## [BRIEF]
Using the listing beneath this task, count the lines with the word "projects" and write only the result.

--- start ---

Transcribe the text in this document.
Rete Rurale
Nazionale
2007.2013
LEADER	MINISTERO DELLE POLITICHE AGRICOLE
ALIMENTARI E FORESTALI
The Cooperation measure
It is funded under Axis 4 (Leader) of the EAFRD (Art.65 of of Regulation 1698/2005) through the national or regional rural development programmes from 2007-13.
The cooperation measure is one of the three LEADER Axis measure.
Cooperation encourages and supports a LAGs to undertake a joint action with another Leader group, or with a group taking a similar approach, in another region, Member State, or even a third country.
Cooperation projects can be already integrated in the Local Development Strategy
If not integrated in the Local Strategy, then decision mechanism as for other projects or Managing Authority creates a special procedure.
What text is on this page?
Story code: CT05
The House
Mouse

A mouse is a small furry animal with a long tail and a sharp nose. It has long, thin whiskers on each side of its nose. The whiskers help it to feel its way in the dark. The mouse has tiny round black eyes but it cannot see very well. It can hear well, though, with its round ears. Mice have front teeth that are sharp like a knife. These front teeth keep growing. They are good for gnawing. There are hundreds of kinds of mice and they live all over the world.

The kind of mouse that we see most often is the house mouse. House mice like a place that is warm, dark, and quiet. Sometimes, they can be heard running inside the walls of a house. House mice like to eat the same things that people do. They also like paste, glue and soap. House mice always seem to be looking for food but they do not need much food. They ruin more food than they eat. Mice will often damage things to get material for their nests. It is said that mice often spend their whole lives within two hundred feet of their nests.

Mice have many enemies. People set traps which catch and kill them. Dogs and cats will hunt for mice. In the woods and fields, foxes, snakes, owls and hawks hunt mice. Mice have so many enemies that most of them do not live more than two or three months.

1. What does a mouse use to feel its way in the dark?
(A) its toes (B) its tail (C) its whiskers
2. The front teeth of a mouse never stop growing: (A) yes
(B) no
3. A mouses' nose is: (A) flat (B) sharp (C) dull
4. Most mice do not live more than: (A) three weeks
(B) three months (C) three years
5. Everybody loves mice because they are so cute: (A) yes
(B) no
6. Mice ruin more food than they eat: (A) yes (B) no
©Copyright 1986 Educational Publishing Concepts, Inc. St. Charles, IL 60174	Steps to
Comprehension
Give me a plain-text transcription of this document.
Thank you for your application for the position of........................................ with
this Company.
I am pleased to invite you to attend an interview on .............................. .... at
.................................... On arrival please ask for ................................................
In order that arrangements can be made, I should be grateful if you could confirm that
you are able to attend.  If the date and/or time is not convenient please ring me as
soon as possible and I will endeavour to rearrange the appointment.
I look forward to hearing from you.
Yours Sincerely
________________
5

--- end ---

## [TASK ANSWER]
2